| WRITTEN PROBLEM |
In the records below, work out how many lines hold the word "Show". Report the number alone.

[Data records]
***
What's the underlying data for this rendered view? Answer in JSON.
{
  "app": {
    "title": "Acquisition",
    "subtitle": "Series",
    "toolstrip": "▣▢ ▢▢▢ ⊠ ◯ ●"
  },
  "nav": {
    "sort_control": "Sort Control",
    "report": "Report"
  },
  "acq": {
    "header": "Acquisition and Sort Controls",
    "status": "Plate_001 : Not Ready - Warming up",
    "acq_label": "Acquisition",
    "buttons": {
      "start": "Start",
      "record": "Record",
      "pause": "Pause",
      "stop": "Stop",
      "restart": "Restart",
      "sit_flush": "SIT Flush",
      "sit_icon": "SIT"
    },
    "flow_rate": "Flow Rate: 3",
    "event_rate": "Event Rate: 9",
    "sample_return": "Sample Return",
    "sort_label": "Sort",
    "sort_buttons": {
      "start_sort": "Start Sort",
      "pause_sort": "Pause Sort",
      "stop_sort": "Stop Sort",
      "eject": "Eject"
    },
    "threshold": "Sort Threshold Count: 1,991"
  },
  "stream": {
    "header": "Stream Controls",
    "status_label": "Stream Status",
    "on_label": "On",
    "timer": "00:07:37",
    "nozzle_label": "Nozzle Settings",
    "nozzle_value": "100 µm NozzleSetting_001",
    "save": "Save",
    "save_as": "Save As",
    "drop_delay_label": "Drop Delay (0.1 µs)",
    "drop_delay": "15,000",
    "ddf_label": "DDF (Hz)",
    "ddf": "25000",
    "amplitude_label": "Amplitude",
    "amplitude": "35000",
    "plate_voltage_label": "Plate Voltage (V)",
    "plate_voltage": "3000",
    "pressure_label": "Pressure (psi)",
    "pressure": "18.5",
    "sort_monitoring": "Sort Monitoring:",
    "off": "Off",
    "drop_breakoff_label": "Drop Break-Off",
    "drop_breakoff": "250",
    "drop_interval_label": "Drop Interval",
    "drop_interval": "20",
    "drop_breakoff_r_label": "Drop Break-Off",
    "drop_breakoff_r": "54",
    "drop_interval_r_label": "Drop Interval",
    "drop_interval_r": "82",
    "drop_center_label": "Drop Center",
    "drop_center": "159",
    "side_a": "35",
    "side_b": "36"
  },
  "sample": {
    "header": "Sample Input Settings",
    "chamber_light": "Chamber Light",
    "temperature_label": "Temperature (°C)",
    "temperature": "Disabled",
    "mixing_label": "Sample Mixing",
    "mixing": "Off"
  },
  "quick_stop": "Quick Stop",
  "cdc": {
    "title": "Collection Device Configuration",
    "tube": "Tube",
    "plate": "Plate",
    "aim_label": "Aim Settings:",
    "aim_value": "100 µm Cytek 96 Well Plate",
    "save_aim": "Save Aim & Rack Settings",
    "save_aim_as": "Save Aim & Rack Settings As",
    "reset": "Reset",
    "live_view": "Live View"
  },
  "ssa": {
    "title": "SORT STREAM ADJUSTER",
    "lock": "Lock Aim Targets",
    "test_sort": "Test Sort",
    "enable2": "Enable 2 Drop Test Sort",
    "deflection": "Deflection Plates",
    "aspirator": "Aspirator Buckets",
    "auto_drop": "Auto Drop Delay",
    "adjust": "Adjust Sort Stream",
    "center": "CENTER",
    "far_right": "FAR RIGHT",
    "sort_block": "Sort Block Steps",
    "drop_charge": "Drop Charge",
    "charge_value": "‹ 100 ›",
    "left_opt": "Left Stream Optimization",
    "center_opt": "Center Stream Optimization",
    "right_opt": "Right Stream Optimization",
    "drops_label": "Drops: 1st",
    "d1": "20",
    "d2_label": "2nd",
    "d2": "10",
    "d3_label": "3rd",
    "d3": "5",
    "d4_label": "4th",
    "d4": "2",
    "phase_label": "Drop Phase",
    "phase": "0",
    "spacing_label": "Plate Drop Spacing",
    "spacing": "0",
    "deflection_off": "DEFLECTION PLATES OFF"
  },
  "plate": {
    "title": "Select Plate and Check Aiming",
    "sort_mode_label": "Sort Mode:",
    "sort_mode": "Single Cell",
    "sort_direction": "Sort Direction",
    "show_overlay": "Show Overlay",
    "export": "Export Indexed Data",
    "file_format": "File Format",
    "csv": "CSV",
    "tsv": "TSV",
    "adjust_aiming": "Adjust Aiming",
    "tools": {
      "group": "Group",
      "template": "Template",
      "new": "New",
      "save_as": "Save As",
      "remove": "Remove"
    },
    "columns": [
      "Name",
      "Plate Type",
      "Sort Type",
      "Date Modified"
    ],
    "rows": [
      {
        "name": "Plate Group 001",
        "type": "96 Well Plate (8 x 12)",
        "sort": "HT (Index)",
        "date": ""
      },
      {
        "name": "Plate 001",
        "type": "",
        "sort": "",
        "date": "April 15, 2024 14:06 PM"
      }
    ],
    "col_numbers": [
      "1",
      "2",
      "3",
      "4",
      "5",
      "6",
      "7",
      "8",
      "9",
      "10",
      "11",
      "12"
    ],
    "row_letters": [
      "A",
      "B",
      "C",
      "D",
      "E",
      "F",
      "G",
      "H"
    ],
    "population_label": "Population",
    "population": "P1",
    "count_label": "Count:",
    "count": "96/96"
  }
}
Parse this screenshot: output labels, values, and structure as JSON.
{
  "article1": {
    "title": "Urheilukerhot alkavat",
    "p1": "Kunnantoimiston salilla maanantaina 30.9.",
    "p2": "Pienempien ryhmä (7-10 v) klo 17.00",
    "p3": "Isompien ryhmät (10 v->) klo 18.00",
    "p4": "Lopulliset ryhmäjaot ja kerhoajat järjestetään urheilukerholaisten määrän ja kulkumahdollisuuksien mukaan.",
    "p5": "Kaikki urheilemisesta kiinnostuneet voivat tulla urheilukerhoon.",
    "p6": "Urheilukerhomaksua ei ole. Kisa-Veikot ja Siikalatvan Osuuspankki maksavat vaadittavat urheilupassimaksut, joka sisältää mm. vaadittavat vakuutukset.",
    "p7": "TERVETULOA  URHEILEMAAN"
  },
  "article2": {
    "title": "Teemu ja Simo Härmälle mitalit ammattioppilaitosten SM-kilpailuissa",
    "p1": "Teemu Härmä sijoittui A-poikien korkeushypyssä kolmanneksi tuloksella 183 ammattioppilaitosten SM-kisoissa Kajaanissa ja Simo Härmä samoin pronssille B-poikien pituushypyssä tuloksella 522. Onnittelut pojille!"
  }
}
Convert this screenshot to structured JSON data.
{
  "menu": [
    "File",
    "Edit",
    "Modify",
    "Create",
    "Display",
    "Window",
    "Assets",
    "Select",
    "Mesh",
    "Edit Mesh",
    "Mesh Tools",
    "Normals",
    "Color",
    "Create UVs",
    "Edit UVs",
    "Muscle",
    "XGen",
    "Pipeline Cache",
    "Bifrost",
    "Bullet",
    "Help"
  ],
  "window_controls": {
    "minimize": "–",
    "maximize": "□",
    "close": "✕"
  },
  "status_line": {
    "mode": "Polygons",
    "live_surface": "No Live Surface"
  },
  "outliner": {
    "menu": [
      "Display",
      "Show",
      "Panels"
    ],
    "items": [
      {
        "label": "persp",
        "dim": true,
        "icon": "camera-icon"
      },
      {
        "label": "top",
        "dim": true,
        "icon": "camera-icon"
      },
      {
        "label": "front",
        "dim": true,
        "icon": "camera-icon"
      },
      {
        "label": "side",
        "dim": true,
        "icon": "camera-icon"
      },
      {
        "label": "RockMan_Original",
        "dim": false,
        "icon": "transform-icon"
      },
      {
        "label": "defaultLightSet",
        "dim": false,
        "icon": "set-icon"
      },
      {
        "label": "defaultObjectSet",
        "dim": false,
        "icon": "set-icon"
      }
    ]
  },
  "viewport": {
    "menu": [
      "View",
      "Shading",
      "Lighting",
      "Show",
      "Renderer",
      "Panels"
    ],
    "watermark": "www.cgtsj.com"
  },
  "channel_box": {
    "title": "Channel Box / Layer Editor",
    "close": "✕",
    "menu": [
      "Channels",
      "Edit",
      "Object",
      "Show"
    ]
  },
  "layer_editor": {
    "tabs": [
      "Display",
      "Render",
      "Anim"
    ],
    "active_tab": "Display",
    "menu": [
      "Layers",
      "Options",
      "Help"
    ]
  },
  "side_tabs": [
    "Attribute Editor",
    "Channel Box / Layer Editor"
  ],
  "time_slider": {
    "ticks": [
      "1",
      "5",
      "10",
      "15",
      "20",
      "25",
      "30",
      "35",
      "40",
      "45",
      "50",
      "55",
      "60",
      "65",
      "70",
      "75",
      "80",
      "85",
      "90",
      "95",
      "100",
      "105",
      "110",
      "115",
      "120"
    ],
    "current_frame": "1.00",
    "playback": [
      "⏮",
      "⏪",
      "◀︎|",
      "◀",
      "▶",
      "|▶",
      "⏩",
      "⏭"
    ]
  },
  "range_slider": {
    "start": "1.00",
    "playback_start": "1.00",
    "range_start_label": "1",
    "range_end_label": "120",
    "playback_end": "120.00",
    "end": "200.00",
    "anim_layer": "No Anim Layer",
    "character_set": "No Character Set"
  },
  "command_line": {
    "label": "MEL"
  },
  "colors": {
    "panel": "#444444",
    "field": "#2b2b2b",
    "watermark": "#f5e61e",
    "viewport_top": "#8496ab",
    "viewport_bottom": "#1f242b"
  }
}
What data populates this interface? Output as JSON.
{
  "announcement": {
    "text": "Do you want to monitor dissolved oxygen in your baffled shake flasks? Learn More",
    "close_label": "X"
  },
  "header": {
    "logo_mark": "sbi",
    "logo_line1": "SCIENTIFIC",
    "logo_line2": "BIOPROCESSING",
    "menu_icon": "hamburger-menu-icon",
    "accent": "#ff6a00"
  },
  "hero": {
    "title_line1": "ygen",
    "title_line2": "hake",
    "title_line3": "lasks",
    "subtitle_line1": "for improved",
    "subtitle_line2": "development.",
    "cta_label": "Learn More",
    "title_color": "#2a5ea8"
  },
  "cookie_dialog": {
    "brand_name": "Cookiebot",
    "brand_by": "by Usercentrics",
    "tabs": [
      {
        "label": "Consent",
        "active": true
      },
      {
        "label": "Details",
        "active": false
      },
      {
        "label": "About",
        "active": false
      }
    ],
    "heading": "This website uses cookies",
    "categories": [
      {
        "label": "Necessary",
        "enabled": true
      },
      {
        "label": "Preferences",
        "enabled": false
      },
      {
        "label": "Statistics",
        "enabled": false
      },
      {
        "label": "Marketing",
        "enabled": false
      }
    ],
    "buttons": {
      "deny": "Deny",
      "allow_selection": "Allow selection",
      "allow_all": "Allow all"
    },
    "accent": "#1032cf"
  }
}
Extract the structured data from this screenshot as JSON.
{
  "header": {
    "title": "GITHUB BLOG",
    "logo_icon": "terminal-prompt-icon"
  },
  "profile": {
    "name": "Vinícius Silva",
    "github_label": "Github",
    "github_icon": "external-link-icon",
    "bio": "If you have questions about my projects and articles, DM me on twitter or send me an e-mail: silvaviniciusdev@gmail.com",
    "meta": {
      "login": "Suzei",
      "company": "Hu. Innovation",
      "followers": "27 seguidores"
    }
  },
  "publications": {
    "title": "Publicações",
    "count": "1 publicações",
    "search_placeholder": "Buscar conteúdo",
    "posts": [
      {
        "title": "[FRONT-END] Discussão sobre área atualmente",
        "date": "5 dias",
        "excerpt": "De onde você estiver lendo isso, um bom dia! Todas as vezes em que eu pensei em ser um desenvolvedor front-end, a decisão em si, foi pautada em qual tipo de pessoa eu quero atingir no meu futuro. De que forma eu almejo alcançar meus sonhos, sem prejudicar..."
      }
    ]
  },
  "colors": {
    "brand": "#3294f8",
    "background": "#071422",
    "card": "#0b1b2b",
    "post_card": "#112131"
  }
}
***
| THE COMPLETED TASK |
4